State how many lines of the listing below include the word "icon". Give only the number.

::: Provided material :::

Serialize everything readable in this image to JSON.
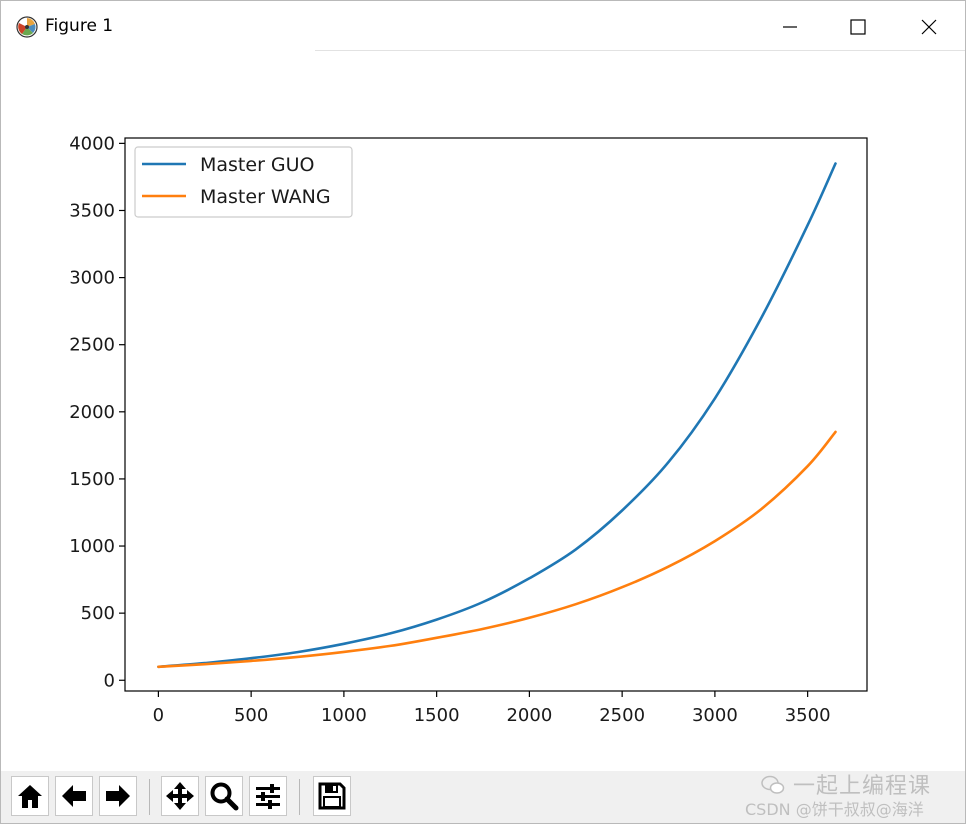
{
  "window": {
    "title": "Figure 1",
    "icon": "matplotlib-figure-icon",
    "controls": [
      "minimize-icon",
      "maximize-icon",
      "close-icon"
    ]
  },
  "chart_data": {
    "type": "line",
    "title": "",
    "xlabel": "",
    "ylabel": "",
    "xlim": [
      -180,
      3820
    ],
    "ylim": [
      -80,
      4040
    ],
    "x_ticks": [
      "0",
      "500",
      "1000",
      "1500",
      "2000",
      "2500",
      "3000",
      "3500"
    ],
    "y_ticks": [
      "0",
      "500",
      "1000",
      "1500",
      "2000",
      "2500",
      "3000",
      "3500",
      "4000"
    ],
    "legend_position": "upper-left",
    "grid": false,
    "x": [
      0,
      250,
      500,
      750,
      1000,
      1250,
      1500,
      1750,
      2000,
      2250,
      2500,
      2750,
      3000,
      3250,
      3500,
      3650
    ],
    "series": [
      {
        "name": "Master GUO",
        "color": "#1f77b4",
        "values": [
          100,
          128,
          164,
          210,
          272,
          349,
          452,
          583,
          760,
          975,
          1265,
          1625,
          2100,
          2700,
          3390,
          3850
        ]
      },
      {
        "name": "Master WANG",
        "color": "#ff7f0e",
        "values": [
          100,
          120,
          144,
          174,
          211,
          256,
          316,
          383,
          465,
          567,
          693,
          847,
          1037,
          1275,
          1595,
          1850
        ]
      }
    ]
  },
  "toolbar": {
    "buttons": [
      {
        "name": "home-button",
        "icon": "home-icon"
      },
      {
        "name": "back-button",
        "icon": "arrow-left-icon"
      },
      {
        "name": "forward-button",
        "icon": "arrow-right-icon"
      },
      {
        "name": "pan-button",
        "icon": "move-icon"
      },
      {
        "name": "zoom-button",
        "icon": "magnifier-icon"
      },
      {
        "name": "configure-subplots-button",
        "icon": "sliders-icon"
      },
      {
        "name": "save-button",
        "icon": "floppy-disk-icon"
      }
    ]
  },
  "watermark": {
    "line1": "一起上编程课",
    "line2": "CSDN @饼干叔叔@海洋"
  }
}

:::
::: Provided material :::

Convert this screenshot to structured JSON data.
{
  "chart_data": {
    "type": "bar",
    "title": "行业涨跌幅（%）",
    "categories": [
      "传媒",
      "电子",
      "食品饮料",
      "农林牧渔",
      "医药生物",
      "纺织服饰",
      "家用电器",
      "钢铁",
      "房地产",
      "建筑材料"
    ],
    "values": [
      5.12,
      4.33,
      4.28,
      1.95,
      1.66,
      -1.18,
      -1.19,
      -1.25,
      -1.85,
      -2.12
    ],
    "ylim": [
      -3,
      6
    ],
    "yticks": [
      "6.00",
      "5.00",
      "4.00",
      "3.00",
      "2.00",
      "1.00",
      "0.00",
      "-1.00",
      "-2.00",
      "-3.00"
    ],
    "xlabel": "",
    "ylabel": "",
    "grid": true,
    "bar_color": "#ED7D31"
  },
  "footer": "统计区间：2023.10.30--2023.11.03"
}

:::
::: Provided material :::

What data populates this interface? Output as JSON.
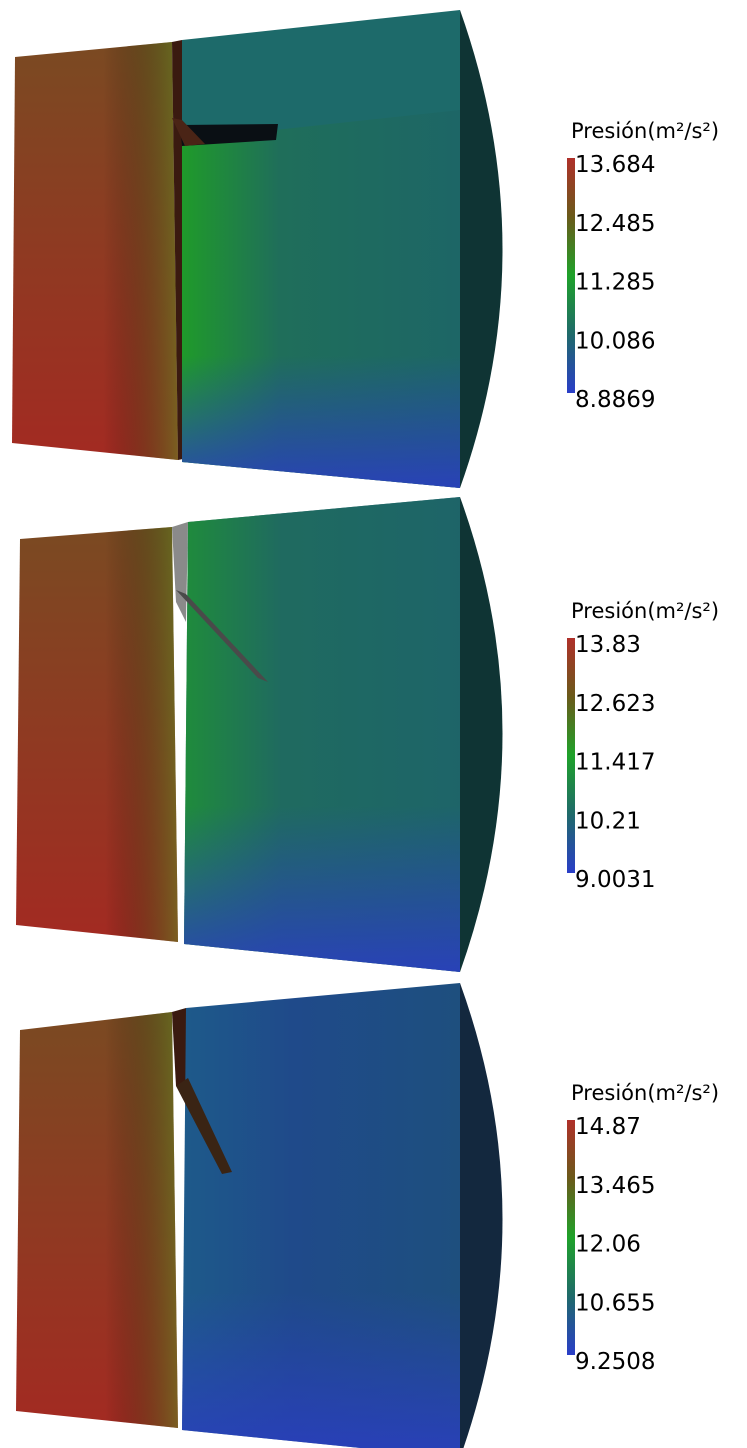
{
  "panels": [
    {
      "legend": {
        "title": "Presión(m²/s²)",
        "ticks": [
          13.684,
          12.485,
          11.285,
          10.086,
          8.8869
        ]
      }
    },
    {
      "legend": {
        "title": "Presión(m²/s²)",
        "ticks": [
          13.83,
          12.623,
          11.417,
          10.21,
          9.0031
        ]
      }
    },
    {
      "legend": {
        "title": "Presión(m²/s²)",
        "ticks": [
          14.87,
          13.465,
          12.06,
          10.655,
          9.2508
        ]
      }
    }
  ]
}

:::

> Exercise answer: 11